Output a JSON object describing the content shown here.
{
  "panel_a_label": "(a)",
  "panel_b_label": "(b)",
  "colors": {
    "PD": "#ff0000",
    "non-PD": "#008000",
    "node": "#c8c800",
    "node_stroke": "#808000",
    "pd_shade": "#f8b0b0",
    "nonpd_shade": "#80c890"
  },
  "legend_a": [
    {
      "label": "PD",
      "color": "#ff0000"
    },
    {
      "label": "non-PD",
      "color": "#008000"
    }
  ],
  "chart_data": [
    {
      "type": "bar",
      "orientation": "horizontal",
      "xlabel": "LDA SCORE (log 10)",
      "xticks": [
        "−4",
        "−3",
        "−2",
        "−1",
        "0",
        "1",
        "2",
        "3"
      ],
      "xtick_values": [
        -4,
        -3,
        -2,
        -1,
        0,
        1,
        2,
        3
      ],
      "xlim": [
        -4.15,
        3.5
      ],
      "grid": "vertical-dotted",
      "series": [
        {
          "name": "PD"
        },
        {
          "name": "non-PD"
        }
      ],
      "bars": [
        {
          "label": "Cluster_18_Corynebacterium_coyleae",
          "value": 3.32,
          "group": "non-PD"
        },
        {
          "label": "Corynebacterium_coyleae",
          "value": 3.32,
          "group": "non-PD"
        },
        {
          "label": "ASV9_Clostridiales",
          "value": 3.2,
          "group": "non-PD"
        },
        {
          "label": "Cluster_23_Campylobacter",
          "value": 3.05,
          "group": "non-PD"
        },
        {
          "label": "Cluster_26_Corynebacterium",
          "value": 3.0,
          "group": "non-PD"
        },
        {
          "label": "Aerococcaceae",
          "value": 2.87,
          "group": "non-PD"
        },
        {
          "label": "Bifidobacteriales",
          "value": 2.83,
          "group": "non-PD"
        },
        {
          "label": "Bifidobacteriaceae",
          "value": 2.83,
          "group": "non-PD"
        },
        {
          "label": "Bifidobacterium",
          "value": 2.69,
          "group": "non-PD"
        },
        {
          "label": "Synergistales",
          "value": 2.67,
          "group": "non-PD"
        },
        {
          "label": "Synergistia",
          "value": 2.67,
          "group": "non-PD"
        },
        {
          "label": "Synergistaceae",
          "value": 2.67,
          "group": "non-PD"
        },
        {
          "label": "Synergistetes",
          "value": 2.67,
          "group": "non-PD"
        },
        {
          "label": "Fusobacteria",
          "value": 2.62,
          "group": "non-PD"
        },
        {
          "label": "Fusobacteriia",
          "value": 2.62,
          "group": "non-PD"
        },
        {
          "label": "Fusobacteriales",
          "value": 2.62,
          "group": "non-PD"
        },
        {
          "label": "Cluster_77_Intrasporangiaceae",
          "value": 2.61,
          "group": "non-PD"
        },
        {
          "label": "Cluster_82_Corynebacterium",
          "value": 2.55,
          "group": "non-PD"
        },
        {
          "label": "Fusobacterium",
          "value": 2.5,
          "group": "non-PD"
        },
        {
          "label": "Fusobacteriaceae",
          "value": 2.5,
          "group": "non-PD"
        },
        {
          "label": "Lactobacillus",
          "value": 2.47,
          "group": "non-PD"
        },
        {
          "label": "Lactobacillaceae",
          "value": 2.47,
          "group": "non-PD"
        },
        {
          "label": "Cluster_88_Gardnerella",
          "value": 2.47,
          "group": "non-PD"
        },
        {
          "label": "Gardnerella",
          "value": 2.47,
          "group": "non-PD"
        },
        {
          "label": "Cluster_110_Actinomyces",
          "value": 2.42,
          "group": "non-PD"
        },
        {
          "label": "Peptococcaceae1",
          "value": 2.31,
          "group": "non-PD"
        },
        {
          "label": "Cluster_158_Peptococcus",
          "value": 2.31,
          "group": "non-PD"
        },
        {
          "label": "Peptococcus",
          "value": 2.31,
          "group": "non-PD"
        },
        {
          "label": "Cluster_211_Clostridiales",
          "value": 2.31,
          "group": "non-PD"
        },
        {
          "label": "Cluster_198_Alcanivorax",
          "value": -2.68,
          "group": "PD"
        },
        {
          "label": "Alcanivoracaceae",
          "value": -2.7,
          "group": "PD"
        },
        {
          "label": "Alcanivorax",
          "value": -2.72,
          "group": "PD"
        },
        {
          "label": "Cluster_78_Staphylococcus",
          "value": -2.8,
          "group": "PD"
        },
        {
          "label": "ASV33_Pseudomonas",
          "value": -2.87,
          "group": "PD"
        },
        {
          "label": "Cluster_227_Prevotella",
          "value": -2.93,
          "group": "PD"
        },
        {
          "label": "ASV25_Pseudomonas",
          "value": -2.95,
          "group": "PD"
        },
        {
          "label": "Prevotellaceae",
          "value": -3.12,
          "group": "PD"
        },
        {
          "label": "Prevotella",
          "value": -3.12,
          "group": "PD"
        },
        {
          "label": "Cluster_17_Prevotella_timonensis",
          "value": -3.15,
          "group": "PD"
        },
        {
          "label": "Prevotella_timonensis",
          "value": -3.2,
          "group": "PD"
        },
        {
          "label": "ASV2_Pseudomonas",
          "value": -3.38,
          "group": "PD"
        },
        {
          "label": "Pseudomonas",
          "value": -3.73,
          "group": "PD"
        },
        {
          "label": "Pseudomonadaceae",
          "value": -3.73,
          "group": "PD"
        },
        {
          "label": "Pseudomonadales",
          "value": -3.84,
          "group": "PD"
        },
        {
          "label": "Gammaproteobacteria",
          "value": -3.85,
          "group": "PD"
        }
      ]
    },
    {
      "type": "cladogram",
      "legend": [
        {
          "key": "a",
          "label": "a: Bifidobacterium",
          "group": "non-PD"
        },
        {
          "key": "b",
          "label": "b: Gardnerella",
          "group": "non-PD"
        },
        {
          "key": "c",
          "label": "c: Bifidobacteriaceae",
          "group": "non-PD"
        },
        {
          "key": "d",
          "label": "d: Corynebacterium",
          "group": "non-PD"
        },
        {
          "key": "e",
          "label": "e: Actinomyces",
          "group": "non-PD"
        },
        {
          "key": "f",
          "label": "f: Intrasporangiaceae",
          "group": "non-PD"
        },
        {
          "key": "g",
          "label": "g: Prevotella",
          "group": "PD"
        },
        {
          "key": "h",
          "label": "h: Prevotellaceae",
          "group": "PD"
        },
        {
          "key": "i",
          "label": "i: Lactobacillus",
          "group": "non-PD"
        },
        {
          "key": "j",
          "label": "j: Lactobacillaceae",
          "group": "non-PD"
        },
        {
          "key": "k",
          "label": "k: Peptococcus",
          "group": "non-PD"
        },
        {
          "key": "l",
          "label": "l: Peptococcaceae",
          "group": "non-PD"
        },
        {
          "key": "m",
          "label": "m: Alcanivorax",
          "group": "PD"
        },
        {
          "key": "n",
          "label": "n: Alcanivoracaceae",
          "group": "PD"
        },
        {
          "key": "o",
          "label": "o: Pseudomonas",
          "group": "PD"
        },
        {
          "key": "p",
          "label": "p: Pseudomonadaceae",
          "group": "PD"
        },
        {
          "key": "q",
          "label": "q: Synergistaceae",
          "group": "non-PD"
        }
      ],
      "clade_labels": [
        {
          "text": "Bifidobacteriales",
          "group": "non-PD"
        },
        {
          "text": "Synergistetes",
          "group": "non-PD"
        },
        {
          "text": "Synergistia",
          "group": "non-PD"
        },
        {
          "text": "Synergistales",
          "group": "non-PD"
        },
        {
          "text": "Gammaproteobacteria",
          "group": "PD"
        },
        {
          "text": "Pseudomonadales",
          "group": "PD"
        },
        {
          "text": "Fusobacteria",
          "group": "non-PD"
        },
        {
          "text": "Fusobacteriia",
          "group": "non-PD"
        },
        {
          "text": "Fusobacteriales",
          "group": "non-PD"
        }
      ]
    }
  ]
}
───
Whenever a line in the material contains the word "Bifidobacteriales", copy that line.

          "label": "Bifidobacteriales",
          "text": "Bifidobacteriales",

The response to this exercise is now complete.